## Do this
Print all of the lines exactly. Any picture among them stays out.
..............................
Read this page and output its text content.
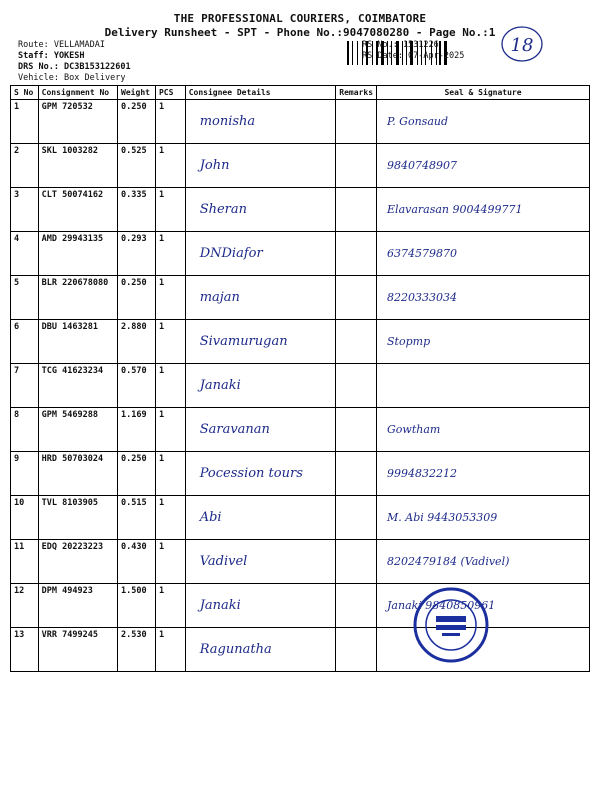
THE PROFESSIONAL COURIERS, COIMBATORE
Delivery Runsheet - SPT - Phone No.:9047080280 - Page No.:1
Route: VELLAMADAI
Staff: YOKESH
DRS No.: DC3B153122601
Vehicle: Box Delivery
RS No.: 1531226
RS Date: 07-Apr-2025	18
S No	Consignment No	Weight	PCS	Consignee Details	Remarks	Seal & Signature
1	GPM 720532	0.250	1	monisha		P. Gonsaud
2	SKL 1003282	0.525	1	John		9840748907
3	CLT 50074162	0.335	1	Sheran		Elavarasan 9004499771
4	AMD 29943135	0.293	1	DNDiafor		6374579870
5	BLR 220678080	0.250	1	majan		8220333034
6	DBU 1463281	2.880	1	Sivamurugan		Stopmp
7	TCG 41623234	0.570	1	Janaki		
8	GPM 5469288	1.169	1	Saravanan		Gowtham
9	HRD 50703024	0.250	1	Pocession tours		9994832212
10	TVL 8103905	0.515	1	Abi		M. Abi 9443053309
11	EDQ 20223223	0.430	1	Vadivel		8202479184 (Vadivel)
12	DPM 494923	1.500	1	Janaki		Janaki 9840850961
13	VRR 7499245	2.530	1	Ragunatha		
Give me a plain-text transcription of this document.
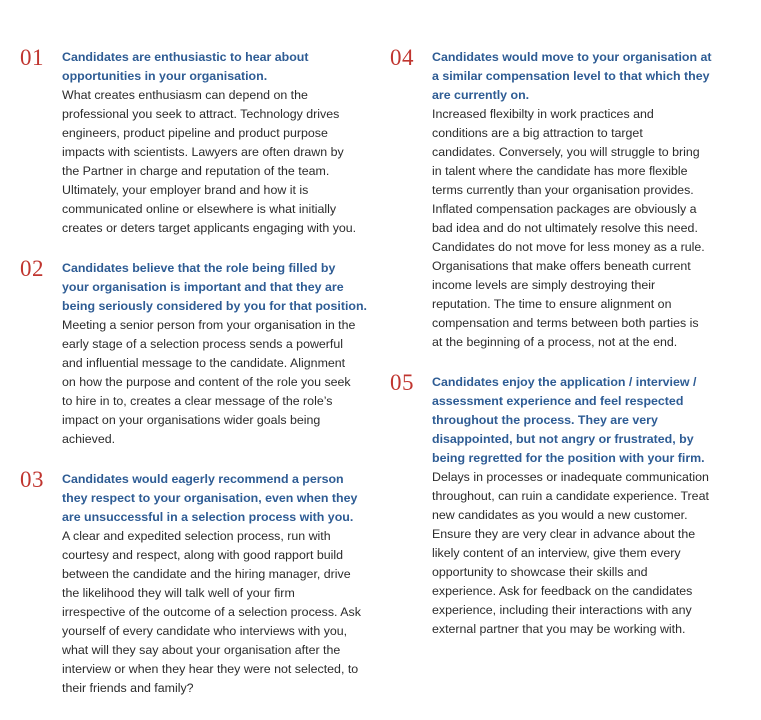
01 Candidates are enthusiastic to hear about
opportunities in your organisation.
What creates enthusiasm can depend on the
professional you seek to attract. Technology drives
engineers, product pipeline and product purpose
impacts with scientists. Lawyers are often drawn by
the Partner in charge and reputation of the team.
Ultimately, your employer brand and how it is
communicated online or elsewhere is what initially
creates or deters target applicants engaging with you.
02 Candidates believe that the role being filled by
your organisation is important and that they are
being seriously considered by you for that position.
Meeting a senior person from your organisation in the
early stage of a selection process sends a powerful
and influential message to the candidate. Alignment
on how the purpose and content of the role you seek
to hire in to, creates a clear message of the role’s
impact on your organisations wider goals being
achieved.
03 Candidates would eagerly recommend a person
they respect to your organisation, even when they
are unsuccessful in a selection process with you.
A clear and expedited selection process, run with
courtesy and respect, along with good rapport build
between the candidate and the hiring manager, drive
the likelihood they will talk well of your firm
irrespective of the outcome of a selection process. Ask
yourself of every candidate who interviews with you,
what will they say about your organisation after the
interview or when they hear they were not selected, to
their friends and family?
04 Candidates would move to your organisation at
a similar compensation level to that which they
are currently on.
Increased flexibilty in work practices and
conditions are a big attraction to target
candidates. Conversely, you will struggle to bring
in talent where the candidate has more flexible
terms currently than your organisation provides.
Inflated compensation packages are obviously a
bad idea and do not ultimately resolve this need.
Candidates do not move for less money as a rule.
Organisations that make offers beneath current
income levels are simply destroying their
reputation. The time to ensure alignment on
compensation and terms between both parties is
at the beginning of a process, not at the end.
05 Candidates enjoy the application / interview /
assessment experience and feel respected
throughout the process. They are very
disappointed, but not angry or frustrated, by
being regretted for the position with your firm.
Delays in processes or inadequate communication
throughout, can ruin a candidate experience. Treat
new candidates as you would a new customer.
Ensure they are very clear in advance about the
likely content of an interview, give them every
opportunity to showcase their skills and
experience. Ask for feedback on the candidates
experience, including their interactions with any
external partner that you may be working with.
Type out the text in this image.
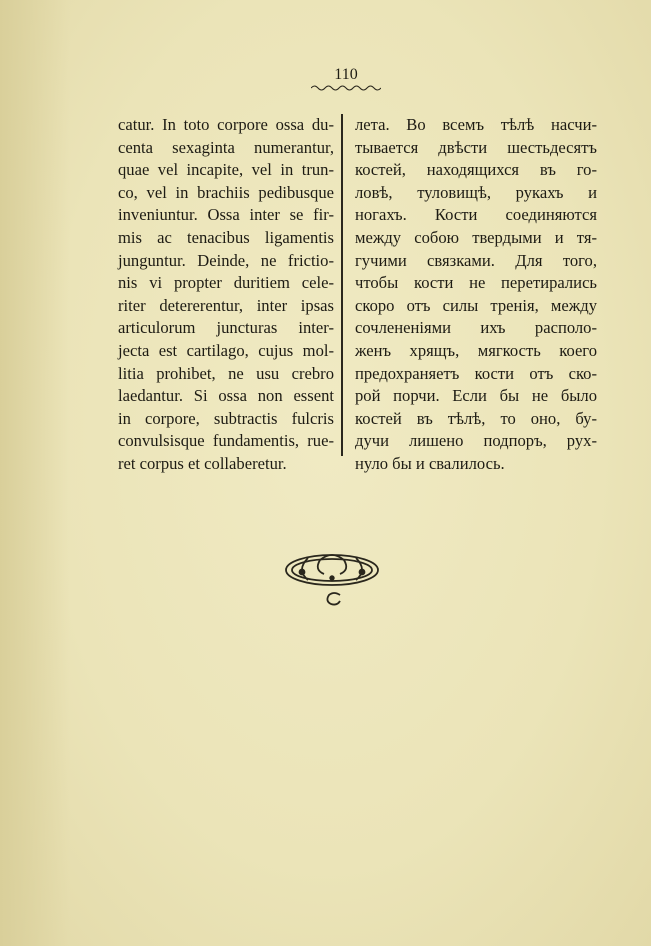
110
catur. In toto corpore ossa du-
centa sexaginta numerantur,
quae vel incapite, vel in trun-
co, vel in brachiis pedibusque
inveniuntur. Ossa inter se fir-
mis ac tenacibus ligamentis
junguntur. Deinde, ne frictio-
nis vi propter duritiem cele-
riter detererentur, inter ipsas
articulorum juncturas inter-
jecta est cartilago, cujus mol-
litia prohibet, ne usu crebro
laedantur. Si ossa non essent
in corpore, subtractis fulcris
convulsisque fundamentis, rue-
ret corpus et collaberetur.
лета. Во всемъ тѣлѣ насчи-
тывается двѣсти шестьдесятъ
костей, находящихся въ го-
ловѣ, туловищѣ, рукахъ и
ногахъ. Кости соединяются
между собою твердыми и тя-
гучими связками. Для того,
чтобы кости не перетирались
скоро отъ силы тренія, между
сочлененіями ихъ располо-
женъ хрящъ, мягкость коего
предохраняетъ кости отъ ско-
рой порчи. Если бы не было
костей въ тѣлѣ, то оно, бу-
дучи лишено подпоръ, рух-
нуло бы и свалилось.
..............................
## Output for this exercise
Read this page and output its text content.
THE PROFESSIONAL COURIERS, COIMBATORE
Delivery Runsheet - SPT - Phone No.:9047080280 - Page No.:1
Route: VELLAMADAI
Staff: YOKESH
DRS No.: DC3B153122601
Vehicle: Box Delivery
RS No.: 1531226
RS Date: 07-Apr-2025	18
S No	Consignment No	Weight	PCS	Consignee Details	Remarks	Seal & Signature
1	GPM 720532	0.250	1	monisha		P. Gonsaud
2	SKL 1003282	0.525	1	John		9840748907
3	CLT 50074162	0.335	1	Sheran		Elavarasan 9004499771
4	AMD 29943135	0.293	1	DNDiafor		6374579870
5	BLR 220678080	0.250	1	majan		8220333034
6	DBU 1463281	2.880	1	Sivamurugan		Stopmp
7	TCG 41623234	0.570	1	Janaki		
8	GPM 5469288	1.169	1	Saravanan		Gowtham
9	HRD 50703024	0.250	1	Pocession tours		9994832212
10	TVL 8103905	0.515	1	Abi		M. Abi 9443053309
11	EDQ 20223223	0.430	1	Vadivel		8202479184 (Vadivel)
12	DPM 494923	1.500	1	Janaki		Janaki 9840850961
13	VRR 7499245	2.530	1	Ragunatha		
Give me a plain-text transcription of this document.
01 Candidates are enthusiastic to hear about
opportunities in your organisation.
What creates enthusiasm can depend on the
professional you seek to attract. Technology drives
engineers, product pipeline and product purpose
impacts with scientists. Lawyers are often drawn by
the Partner in charge and reputation of the team.
Ultimately, your employer brand and how it is
communicated online or elsewhere is what initially
creates or deters target applicants engaging with you.
02 Candidates believe that the role being filled by
your organisation is important and that they are
being seriously considered by you for that position.
Meeting a senior person from your organisation in the
early stage of a selection process sends a powerful
and influential message to the candidate. Alignment
on how the purpose and content of the role you seek
to hire in to, creates a clear message of the role’s
impact on your organisations wider goals being
achieved.
03 Candidates would eagerly recommend a person
they respect to your organisation, even when they
are unsuccessful in a selection process with you.
A clear and expedited selection process, run with
courtesy and respect, along with good rapport build
between the candidate and the hiring manager, drive
the likelihood they will talk well of your firm
irrespective of the outcome of a selection process. Ask
yourself of every candidate who interviews with you,
what will they say about your organisation after the
interview or when they hear they were not selected, to
their friends and family?
04 Candidates would move to your organisation at
a similar compensation level to that which they
are currently on.
Increased flexibilty in work practices and
conditions are a big attraction to target
candidates. Conversely, you will struggle to bring
in talent where the candidate has more flexible
terms currently than your organisation provides.
Inflated compensation packages are obviously a
bad idea and do not ultimately resolve this need.
Candidates do not move for less money as a rule.
Organisations that make offers beneath current
income levels are simply destroying their
reputation. The time to ensure alignment on
compensation and terms between both parties is
at the beginning of a process, not at the end.
05 Candidates enjoy the application / interview /
assessment experience and feel respected
throughout the process. They are very
disappointed, but not angry or frustrated, by
being regretted for the position with your firm.
Delays in processes or inadequate communication
throughout, can ruin a candidate experience. Treat
new candidates as you would a new customer.
Ensure they are very clear in advance about the
likely content of an interview, give them every
opportunity to showcase their skills and
experience. Ask for feedback on the candidates
experience, including their interactions with any
external partner that you may be working with.
Type out the text in this image.
110
catur. In toto corpore ossa du-
centa sexaginta numerantur,
quae vel incapite, vel in trun-
co, vel in brachiis pedibusque
inveniuntur. Ossa inter se fir-
mis ac tenacibus ligamentis
junguntur. Deinde, ne frictio-
nis vi propter duritiem cele-
riter detererentur, inter ipsas
articulorum juncturas inter-
jecta est cartilago, cujus mol-
litia prohibet, ne usu crebro
laedantur. Si ossa non essent
in corpore, subtractis fulcris
convulsisque fundamentis, rue-
ret corpus et collaberetur.
лета. Во всемъ тѣлѣ насчи-
тывается двѣсти шестьдесятъ
костей, находящихся въ го-
ловѣ, туловищѣ, рукахъ и
ногахъ. Кости соединяются
между собою твердыми и тя-
гучими связками. Для того,
чтобы кости не перетирались
скоро отъ силы тренія, между
сочлененіями ихъ располо-
женъ хрящъ, мягкость коего
предохраняетъ кости отъ ско-
рой порчи. Если бы не было
костей въ тѣлѣ, то оно, бу-
дучи лишено подпоръ, рух-
нуло бы и свалилось.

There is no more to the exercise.